(Figure collection entries)
☆ ☆ ☆ ☆ ☆
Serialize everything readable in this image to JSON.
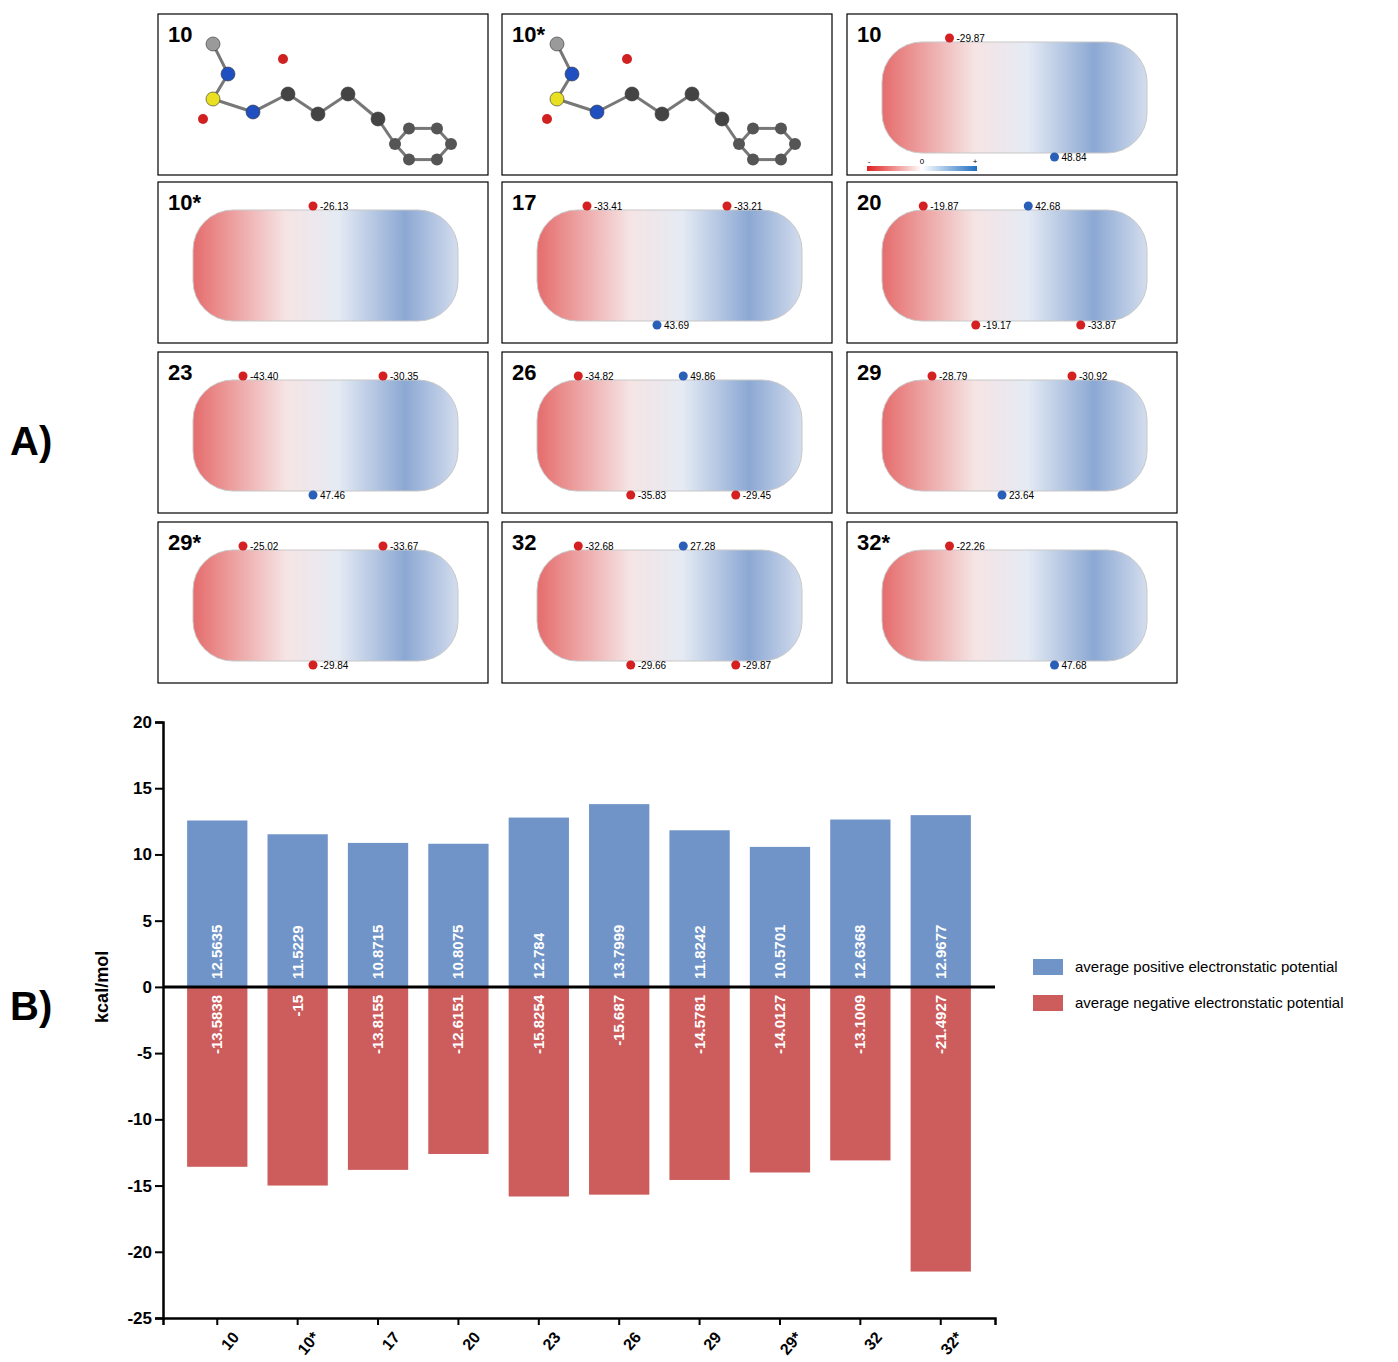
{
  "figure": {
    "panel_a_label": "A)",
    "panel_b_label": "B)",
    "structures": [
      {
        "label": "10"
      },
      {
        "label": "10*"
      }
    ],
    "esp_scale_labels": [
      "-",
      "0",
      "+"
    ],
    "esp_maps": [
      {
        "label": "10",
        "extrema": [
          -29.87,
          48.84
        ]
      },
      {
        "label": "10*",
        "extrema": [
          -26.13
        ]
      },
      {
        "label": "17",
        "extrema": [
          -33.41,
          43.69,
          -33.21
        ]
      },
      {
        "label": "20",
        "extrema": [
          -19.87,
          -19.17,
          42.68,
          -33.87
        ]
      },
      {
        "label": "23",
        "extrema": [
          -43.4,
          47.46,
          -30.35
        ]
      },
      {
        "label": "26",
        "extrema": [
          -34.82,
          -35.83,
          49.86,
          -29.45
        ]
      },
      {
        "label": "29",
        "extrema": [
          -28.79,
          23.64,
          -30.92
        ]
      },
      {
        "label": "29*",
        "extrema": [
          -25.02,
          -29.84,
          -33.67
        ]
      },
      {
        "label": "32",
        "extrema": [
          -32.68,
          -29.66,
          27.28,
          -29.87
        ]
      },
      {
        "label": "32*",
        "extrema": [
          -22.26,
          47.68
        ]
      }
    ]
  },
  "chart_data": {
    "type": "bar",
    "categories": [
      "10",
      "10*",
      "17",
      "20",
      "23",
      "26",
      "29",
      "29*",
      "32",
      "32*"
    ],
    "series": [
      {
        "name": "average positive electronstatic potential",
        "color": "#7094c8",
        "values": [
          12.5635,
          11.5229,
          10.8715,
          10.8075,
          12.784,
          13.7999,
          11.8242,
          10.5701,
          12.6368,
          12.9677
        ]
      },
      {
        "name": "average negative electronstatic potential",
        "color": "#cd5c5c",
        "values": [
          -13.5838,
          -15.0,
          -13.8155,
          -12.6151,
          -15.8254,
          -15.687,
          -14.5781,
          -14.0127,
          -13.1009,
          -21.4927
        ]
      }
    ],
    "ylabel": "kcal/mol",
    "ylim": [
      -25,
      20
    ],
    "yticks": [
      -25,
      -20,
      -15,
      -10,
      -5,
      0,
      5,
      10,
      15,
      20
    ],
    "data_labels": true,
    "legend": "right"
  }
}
☆ ☆ ☆ ☆ ☆
**BRIEF:**
Lines containing the word "electronstatic" must all be returned from the material above.

**EXERCISE RESULT:**
        "name": "average positive electronstatic potential",
        "name": "average negative electronstatic potential",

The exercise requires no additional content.